**Records for the task**.
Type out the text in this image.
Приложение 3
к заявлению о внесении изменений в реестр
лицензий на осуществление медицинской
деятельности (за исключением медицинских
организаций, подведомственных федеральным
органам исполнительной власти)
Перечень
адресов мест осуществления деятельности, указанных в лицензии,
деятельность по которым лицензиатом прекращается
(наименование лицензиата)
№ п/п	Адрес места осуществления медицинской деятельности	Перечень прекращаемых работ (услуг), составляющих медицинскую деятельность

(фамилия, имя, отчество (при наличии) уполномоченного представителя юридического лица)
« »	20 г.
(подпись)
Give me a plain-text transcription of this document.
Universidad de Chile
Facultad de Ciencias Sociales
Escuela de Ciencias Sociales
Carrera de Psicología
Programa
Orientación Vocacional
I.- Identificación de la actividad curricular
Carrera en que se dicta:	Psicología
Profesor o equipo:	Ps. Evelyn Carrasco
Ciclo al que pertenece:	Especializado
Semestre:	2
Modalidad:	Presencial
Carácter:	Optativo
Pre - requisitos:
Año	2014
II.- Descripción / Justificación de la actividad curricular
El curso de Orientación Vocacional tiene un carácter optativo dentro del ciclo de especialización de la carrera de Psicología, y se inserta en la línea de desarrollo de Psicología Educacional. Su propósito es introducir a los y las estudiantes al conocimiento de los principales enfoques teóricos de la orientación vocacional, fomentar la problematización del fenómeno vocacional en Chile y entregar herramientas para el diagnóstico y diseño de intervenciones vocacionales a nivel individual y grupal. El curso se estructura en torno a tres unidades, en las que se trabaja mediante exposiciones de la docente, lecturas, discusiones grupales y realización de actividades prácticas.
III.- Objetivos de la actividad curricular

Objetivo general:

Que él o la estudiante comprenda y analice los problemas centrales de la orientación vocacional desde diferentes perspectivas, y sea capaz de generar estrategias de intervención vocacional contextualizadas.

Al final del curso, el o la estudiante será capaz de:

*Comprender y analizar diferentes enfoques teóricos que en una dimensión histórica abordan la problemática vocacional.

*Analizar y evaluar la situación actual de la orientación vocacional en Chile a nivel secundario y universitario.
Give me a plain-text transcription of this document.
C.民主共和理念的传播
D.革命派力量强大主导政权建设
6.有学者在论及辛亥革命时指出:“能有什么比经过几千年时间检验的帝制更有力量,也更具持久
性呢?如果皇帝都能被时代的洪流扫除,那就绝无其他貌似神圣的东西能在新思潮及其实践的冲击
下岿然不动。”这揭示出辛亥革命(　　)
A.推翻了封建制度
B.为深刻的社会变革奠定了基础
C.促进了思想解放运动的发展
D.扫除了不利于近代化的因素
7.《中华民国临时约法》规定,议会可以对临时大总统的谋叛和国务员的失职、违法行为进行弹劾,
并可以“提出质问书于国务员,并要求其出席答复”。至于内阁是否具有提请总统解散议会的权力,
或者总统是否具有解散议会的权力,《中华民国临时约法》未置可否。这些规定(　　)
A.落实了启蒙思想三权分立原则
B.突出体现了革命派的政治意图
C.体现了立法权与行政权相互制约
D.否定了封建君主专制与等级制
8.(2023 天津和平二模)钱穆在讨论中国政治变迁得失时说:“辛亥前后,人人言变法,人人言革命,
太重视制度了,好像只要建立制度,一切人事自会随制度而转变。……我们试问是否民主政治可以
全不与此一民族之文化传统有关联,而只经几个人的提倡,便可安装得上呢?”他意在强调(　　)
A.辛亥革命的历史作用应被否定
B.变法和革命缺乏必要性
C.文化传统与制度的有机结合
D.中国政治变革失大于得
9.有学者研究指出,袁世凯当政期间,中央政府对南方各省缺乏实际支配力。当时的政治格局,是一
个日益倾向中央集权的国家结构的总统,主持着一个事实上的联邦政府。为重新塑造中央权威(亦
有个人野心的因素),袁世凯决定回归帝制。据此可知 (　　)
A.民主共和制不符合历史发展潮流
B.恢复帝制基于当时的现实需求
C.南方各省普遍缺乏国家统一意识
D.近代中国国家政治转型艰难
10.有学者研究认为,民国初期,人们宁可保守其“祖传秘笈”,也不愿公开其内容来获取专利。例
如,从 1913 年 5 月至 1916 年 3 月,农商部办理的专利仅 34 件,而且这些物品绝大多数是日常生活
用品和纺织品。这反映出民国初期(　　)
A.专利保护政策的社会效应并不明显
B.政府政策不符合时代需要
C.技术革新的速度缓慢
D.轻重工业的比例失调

**What to produce**.
Search the data above for the string "enfoques" and return every line that has it.

**Task solution**.
El curso de Orientación Vocacional tiene un carácter optativo dentro del ciclo de especialización de la carrera de Psicología, y se inserta en la línea de desarrollo de Psicología Educacional. Su propósito es introducir a los y las estudiantes al conocimiento de los principales enfoques teóricos de la orientación vocacional, fomentar la problematización del fenómeno vocacional en Chile y entregar herramientas para el diagnóstico y diseño de intervenciones vocacionales a nivel individual y grupal. El curso se estructura en torno a tres unidades, en las que se trabaja mediante exposiciones de la docente, lecturas, discusiones grupales y realización de actividades prácticas.
*Comprender y analizar diferentes enfoques teóricos que en una dimensión histórica abordan la problemática vocacional.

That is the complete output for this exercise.